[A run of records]
((

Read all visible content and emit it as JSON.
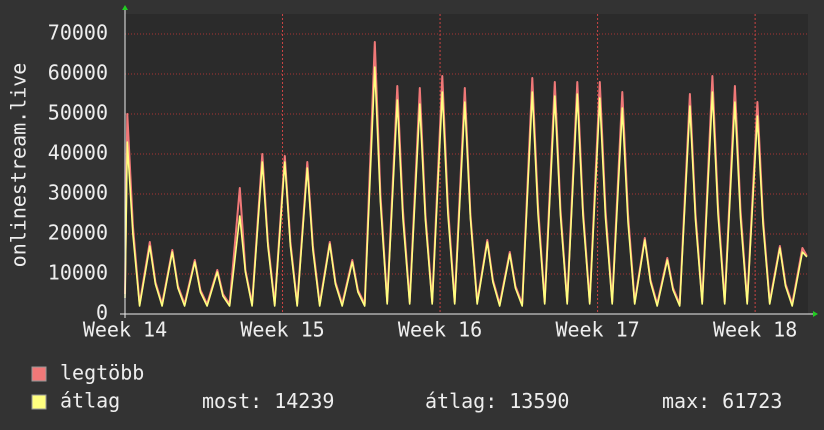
{
  "chart_data": {
    "type": "line",
    "y_label": "onlinestream.live",
    "x": [
      0,
      0.1,
      0.35,
      0.65,
      1.1,
      1.35,
      1.65,
      2.1,
      2.35,
      2.65,
      3.1,
      3.35,
      3.65,
      4.1,
      4.35,
      4.65,
      5.1,
      5.35,
      5.65,
      6.1,
      6.35,
      6.65,
      7.1,
      7.35,
      7.65,
      8.1,
      8.35,
      8.65,
      9.1,
      9.35,
      9.65,
      10.1,
      10.35,
      10.65,
      11.1,
      11.35,
      11.65,
      12.1,
      12.35,
      12.65,
      13.1,
      13.35,
      13.65,
      14.1,
      14.35,
      14.65,
      15.1,
      15.35,
      15.65,
      16.1,
      16.35,
      16.65,
      17.1,
      17.35,
      17.65,
      18.1,
      18.35,
      18.65,
      19.1,
      19.35,
      19.65,
      20.1,
      20.35,
      20.65,
      21.1,
      21.35,
      21.65,
      22.1,
      22.35,
      22.65,
      23.1,
      23.35,
      23.65,
      24.1,
      24.35,
      24.65,
      25.1,
      25.35,
      25.65,
      26.1,
      26.35,
      26.65,
      27.1,
      27.35,
      27.65,
      28.1,
      28.35,
      28.65,
      29.1,
      29.35,
      29.65,
      30.1,
      30.3
    ],
    "series": [
      {
        "name": "legtöbb",
        "color": "#f07878",
        "values": [
          5000,
          50000,
          22000,
          2500,
          18000,
          8000,
          2500,
          16000,
          7000,
          2500,
          13500,
          6000,
          2500,
          11000,
          5000,
          2500,
          31500,
          11000,
          2500,
          40000,
          18000,
          2500,
          39500,
          18000,
          2500,
          38000,
          17000,
          2500,
          18000,
          8000,
          2500,
          13500,
          6000,
          2500,
          68000,
          30000,
          3000,
          57000,
          26000,
          3000,
          56500,
          25000,
          3000,
          59500,
          27000,
          3000,
          56500,
          25000,
          3000,
          18500,
          8500,
          2500,
          15500,
          7000,
          2500,
          59000,
          27000,
          3000,
          58000,
          26000,
          3000,
          58000,
          26000,
          3000,
          58000,
          26000,
          3000,
          55500,
          25000,
          3000,
          19000,
          8500,
          2500,
          14000,
          6500,
          2500,
          55000,
          25000,
          3000,
          59500,
          27000,
          3000,
          57000,
          26000,
          3000,
          53000,
          24000,
          3000,
          17000,
          7500,
          2500,
          16500,
          14500
        ]
      },
      {
        "name": "átlag",
        "color": "#ffff80",
        "values": [
          4000,
          43000,
          20000,
          2000,
          17000,
          7500,
          2000,
          15500,
          6500,
          2000,
          13000,
          5500,
          2000,
          10500,
          4500,
          2000,
          24500,
          10500,
          2000,
          38000,
          17000,
          2000,
          38000,
          17000,
          2000,
          36500,
          16000,
          2000,
          17500,
          7500,
          2000,
          13000,
          5500,
          2000,
          61723,
          28000,
          2500,
          53500,
          24000,
          2500,
          52500,
          23500,
          2500,
          55500,
          25000,
          2500,
          53000,
          24000,
          2500,
          18000,
          8000,
          2000,
          15000,
          6500,
          2000,
          55500,
          25000,
          2500,
          54500,
          24500,
          2500,
          55000,
          24500,
          2500,
          54000,
          24000,
          2500,
          51500,
          23000,
          2500,
          18500,
          8000,
          2000,
          13500,
          6000,
          2000,
          52000,
          23500,
          2500,
          55500,
          25000,
          2500,
          53000,
          24000,
          2500,
          49500,
          22500,
          2500,
          16500,
          7000,
          2000,
          15500,
          14239
        ]
      }
    ],
    "xlim": [
      0,
      30.35
    ],
    "xticks": [
      {
        "value": 0,
        "label": "Week 14"
      },
      {
        "value": 7,
        "label": "Week 15"
      },
      {
        "value": 14,
        "label": "Week 16"
      },
      {
        "value": 21,
        "label": "Week 17"
      },
      {
        "value": 28,
        "label": "Week 18"
      }
    ],
    "ylim": [
      0,
      75000
    ],
    "yticks": [
      0,
      10000,
      20000,
      30000,
      40000,
      50000,
      60000,
      70000
    ],
    "grid": true,
    "stats": [
      {
        "label": "most:",
        "value": 14239
      },
      {
        "label": "átlag:",
        "value": 13590
      },
      {
        "label": "max:",
        "value": 61723
      }
    ]
  }
}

))

Copy all lines from the material that hold "Week".

        "label": "Week 14"
        "label": "Week 15"
        "label": "Week 16"
        "label": "Week 17"
        "label": "Week 18"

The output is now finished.